**What you should do:** Take each line containing the word "informácie" and copy it.

**Material provided:**
◇ ◇ ◇ ◇

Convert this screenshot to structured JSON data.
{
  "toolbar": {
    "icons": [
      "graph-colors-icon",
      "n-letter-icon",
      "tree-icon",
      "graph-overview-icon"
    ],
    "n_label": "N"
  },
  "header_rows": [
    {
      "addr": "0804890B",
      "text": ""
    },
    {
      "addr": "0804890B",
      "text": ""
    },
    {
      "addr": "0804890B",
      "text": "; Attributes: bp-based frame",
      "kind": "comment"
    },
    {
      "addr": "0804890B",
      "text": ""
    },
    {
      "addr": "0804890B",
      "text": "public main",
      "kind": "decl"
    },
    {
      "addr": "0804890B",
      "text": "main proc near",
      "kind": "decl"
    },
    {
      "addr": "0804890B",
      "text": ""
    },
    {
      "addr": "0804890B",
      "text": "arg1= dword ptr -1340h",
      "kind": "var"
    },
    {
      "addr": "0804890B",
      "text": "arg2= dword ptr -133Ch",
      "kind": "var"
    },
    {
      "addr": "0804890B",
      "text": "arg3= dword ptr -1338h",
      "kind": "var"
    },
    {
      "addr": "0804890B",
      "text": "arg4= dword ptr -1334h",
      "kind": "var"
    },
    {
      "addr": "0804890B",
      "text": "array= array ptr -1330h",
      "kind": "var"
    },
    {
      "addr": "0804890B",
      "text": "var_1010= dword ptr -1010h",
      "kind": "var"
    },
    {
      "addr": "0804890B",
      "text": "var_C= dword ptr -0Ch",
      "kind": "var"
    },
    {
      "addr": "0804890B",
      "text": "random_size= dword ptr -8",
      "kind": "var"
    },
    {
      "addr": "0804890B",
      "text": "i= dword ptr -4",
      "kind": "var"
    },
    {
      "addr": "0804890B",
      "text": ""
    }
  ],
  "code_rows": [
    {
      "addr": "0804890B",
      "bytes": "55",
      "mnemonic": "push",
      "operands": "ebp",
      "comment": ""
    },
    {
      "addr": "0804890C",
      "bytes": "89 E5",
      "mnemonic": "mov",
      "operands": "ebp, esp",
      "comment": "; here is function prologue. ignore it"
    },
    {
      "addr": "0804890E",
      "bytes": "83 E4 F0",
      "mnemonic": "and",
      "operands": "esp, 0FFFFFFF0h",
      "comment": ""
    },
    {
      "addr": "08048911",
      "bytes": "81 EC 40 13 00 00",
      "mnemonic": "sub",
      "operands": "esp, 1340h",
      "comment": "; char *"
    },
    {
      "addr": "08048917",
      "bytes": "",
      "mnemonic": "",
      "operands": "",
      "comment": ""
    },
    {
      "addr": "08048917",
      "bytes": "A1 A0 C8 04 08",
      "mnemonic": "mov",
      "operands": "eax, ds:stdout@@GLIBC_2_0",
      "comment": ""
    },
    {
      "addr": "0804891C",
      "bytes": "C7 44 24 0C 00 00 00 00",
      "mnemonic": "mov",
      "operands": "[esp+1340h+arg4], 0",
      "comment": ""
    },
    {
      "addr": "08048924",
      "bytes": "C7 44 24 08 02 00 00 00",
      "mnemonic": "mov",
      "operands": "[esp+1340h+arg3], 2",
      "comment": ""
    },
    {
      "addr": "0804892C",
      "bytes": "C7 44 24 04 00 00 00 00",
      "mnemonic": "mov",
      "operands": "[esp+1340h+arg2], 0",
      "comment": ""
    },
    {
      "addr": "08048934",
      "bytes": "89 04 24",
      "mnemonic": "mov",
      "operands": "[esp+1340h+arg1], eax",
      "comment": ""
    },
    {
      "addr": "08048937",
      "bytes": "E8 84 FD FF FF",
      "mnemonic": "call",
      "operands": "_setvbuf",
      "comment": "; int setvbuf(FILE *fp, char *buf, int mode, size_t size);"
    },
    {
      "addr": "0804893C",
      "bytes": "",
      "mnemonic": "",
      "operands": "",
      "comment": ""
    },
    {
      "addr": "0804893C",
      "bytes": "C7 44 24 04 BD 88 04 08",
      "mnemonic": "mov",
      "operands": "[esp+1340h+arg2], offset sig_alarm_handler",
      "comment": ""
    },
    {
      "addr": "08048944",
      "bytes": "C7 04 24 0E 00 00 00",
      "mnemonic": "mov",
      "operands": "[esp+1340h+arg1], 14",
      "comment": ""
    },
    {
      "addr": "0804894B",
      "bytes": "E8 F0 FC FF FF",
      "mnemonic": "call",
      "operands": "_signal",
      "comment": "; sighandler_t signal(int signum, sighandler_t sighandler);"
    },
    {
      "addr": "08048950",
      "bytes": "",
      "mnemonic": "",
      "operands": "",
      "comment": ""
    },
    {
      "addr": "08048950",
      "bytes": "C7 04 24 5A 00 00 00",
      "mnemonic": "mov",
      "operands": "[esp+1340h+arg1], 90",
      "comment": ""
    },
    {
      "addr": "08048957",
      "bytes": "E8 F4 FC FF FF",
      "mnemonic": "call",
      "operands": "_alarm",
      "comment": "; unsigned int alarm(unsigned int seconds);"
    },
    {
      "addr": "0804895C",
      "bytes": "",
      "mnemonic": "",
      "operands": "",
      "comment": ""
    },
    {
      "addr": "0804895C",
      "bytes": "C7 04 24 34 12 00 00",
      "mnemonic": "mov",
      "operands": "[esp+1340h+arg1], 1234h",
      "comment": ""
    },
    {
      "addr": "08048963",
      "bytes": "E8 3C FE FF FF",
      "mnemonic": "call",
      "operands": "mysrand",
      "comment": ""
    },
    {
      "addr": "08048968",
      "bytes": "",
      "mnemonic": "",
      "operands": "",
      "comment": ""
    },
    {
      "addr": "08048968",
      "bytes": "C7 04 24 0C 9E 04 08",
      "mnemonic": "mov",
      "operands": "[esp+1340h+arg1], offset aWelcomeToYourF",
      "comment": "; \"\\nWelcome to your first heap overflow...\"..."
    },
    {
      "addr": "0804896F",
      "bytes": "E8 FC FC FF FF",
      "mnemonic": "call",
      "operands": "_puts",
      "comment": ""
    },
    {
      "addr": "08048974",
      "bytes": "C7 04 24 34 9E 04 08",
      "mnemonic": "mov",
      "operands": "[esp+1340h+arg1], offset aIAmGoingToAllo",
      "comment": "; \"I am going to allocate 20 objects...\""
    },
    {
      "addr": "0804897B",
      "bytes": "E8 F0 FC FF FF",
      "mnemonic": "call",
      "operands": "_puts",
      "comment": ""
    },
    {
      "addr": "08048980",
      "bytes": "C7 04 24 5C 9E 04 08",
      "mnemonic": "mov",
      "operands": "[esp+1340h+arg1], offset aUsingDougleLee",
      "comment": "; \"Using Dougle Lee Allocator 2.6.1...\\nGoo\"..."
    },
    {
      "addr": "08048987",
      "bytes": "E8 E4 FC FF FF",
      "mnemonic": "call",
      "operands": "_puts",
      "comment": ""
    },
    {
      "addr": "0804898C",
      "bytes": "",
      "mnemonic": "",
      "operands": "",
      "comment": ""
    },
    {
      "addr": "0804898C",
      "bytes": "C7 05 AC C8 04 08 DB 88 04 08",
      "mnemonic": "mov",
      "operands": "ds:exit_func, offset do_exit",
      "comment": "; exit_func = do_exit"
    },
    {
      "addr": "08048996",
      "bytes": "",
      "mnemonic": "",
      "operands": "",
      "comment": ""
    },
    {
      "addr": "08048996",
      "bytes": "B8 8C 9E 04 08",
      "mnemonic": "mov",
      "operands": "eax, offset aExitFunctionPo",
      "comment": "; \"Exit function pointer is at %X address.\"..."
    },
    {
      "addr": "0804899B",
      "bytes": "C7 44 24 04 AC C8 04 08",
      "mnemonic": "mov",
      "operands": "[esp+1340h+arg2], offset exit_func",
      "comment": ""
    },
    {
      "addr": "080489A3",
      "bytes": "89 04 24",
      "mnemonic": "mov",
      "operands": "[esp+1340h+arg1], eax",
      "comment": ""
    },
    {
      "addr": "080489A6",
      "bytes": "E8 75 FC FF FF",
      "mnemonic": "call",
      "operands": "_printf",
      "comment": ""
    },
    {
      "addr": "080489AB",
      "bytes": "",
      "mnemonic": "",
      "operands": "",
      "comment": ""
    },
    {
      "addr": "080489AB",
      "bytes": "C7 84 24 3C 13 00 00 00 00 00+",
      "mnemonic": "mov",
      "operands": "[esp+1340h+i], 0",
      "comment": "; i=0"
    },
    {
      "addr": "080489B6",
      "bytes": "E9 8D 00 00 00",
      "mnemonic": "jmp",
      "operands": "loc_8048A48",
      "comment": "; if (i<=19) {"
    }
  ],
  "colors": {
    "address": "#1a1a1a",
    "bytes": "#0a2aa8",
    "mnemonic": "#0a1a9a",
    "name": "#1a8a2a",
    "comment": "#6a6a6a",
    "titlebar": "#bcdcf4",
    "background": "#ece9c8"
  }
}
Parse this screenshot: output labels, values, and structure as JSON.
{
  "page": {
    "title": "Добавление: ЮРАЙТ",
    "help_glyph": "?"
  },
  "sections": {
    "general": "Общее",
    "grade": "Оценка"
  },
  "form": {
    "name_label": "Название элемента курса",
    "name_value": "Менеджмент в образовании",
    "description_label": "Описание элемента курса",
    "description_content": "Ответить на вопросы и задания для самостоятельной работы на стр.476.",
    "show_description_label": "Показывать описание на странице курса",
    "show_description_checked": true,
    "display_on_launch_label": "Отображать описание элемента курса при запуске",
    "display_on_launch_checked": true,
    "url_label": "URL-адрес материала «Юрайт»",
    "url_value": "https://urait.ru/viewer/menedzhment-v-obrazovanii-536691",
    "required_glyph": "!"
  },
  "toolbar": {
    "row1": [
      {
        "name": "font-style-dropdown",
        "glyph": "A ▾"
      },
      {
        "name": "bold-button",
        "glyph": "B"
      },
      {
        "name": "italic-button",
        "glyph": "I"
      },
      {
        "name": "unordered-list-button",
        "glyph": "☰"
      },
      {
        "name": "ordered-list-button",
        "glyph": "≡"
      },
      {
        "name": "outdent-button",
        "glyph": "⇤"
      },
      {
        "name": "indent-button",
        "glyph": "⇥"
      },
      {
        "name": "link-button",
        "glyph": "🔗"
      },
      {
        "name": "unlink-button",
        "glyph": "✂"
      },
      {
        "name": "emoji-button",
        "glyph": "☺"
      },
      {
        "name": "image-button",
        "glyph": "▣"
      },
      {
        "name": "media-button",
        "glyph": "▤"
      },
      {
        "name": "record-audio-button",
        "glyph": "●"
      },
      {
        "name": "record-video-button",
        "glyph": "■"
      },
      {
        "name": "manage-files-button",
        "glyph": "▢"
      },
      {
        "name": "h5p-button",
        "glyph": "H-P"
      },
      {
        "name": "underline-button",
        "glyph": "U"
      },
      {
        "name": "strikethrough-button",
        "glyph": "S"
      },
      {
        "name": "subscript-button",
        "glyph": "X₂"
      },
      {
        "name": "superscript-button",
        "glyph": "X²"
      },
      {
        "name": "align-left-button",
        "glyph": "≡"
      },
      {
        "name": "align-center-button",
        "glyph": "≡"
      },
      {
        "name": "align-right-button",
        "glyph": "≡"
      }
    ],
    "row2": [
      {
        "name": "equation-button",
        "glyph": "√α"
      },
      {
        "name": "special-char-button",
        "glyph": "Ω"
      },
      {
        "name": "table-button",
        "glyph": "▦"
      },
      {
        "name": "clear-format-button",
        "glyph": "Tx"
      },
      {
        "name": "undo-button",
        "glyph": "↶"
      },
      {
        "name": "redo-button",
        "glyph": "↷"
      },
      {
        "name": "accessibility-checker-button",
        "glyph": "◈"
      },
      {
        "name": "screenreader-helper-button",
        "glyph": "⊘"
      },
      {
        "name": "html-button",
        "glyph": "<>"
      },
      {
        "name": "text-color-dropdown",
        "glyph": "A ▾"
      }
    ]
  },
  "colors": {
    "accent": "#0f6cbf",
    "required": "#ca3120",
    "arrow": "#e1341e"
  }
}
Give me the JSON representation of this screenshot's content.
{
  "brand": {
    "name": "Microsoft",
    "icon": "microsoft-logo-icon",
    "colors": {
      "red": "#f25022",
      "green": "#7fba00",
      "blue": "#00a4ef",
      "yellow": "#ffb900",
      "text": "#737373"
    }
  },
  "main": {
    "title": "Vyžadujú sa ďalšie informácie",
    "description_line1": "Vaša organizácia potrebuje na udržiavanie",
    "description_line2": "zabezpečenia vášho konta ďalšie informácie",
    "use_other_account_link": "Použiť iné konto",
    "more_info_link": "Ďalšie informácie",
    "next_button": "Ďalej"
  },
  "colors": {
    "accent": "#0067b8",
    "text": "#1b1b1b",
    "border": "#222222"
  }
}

◇ ◇ ◇ ◇

**Answer to this exercise:**
    "title": "Vyžadujú sa ďalšie informácie",
    "description_line2": "zabezpečenia vášho konta ďalšie informácie",
    "more_info_link": "Ďalšie informácie",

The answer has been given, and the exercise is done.